Written request: Your task is to restate the data word for word.

:::

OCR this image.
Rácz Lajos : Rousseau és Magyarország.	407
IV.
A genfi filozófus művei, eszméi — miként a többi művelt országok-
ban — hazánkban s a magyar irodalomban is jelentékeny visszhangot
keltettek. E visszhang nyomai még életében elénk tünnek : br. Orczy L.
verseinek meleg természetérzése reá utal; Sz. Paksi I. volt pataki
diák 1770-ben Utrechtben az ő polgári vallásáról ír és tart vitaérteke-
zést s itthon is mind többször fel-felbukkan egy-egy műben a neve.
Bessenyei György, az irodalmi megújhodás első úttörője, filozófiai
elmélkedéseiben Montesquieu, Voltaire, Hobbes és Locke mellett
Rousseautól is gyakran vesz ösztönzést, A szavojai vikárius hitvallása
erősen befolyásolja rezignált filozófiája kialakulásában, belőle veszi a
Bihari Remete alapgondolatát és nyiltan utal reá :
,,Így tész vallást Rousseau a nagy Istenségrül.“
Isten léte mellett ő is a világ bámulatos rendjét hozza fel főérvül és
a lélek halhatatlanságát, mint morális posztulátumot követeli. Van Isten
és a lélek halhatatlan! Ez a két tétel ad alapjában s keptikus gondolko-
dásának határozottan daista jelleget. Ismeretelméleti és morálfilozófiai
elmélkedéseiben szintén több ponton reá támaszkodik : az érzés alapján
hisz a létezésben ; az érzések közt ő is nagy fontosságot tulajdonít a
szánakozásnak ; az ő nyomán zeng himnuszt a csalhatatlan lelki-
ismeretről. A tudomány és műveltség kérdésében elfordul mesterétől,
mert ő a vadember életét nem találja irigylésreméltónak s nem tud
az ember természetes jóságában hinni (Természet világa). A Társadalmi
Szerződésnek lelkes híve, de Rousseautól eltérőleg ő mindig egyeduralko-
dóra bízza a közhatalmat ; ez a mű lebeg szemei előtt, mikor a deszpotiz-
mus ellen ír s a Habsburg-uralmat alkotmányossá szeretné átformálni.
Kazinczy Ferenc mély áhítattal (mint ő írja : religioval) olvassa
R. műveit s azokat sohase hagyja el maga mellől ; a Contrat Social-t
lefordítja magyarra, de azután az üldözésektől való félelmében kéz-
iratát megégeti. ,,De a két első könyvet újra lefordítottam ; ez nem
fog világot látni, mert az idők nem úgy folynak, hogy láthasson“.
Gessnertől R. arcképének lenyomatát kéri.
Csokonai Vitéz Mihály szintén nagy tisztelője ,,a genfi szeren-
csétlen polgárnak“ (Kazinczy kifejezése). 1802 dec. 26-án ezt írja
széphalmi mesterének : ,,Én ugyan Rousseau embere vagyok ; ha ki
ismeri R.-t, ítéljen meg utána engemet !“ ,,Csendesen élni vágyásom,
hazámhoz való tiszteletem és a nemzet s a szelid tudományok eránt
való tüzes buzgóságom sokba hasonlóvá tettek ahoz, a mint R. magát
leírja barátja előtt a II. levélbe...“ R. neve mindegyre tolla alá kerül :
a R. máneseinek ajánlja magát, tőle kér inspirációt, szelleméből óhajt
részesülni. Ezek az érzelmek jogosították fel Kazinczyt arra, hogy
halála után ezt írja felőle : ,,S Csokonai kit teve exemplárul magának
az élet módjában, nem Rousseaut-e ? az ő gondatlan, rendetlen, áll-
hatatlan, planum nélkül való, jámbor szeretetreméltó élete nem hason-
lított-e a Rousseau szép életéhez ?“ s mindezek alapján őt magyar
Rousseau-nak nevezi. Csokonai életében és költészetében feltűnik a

:::

Reply:
OCR this image.
Rácz Lajos : Rousseau és Magyarország.	407
IV.
A genfi filozófus művei, eszméi — miként a többi művelt országok-
ban — hazánkban s a magyar irodalomban is jelentékeny visszhangot
keltettek. E visszhang nyomai még életében elénk tünnek : br. Orczy L.
verseinek meleg természetérzése reá utal; Sz. Paksi I. volt pataki
diák 1770-ben Utrechtben az ő polgári vallásáról ír és tart vitaérteke-
zést s itthon is mind többször fel-felbukkan egy-egy műben a neve.
Bessenyei György, az irodalmi megújhodás első úttörője, filozófiai
elmélkedéseiben Montesquieu, Voltaire, Hobbes és Locke mellett
Rousseautól is gyakran vesz ösztönzést, A szavojai vikárius hitvallása
erősen befolyásolja rezignált filozófiája kialakulásában, belőle veszi a
Bihari Remete alapgondolatát és nyiltan utal reá :
,,Így tész vallást Rousseau a nagy Istenségrül.“
Isten léte mellett ő is a világ bámulatos rendjét hozza fel főérvül és
a lélek halhatatlanságát, mint morális posztulátumot követeli. Van Isten
és a lélek halhatatlan! Ez a két tétel ad alapjában s keptikus gondolko-
dásának határozottan daista jelleget. Ismeretelméleti és morálfilozófiai
elmélkedéseiben szintén több ponton reá támaszkodik : az érzés alapján
hisz a létezésben ; az érzések közt ő is nagy fontosságot tulajdonít a
szánakozásnak ; az ő nyomán zeng himnuszt a csalhatatlan lelki-
ismeretről. A tudomány és műveltség kérdésében elfordul mesterétől,
mert ő a vadember életét nem találja irigylésreméltónak s nem tud
az ember természetes jóságában hinni (Természet világa). A Társadalmi
Szerződésnek lelkes híve, de Rousseautól eltérőleg ő mindig egyeduralko-
dóra bízza a közhatalmat ; ez a mű lebeg szemei előtt, mikor a deszpotiz-
mus ellen ír s a Habsburg-uralmat alkotmányossá szeretné átformálni.
Kazinczy Ferenc mély áhítattal (mint ő írja : religioval) olvassa
R. műveit s azokat sohase hagyja el maga mellől ; a Contrat Social-t
lefordítja magyarra, de azután az üldözésektől való félelmében kéz-
iratát megégeti. ,,De a két első könyvet újra lefordítottam ; ez nem
fog világot látni, mert az idők nem úgy folynak, hogy láthasson“.
Gessnertől R. arcképének lenyomatát kéri.
Csokonai Vitéz Mihály szintén nagy tisztelője ,,a genfi szeren-
csétlen polgárnak“ (Kazinczy kifejezése). 1802 dec. 26-án ezt írja
széphalmi mesterének : ,,Én ugyan Rousseau embere vagyok ; ha ki
ismeri R.-t, ítéljen meg utána engemet !“ ,,Csendesen élni vágyásom,
hazámhoz való tiszteletem és a nemzet s a szelid tudományok eránt
való tüzes buzgóságom sokba hasonlóvá tettek ahoz, a mint R. magát
leírja barátja előtt a II. levélbe...“ R. neve mindegyre tolla alá kerül :
a R. máneseinek ajánlja magát, tőle kér inspirációt, szelleméből óhajt
részesülni. Ezek az érzelmek jogosították fel Kazinczyt arra, hogy
halála után ezt írja felőle : ,,S Csokonai kit teve exemplárul magának
az élet módjában, nem Rousseaut-e ? az ő gondatlan, rendetlen, áll-
hatatlan, planum nélkül való, jámbor szeretetreméltó élete nem hason-
lított-e a Rousseau szép életéhez ?“ s mindezek alapján őt magyar
Rousseau-nak nevezi. Csokonai életében és költészetében feltűnik a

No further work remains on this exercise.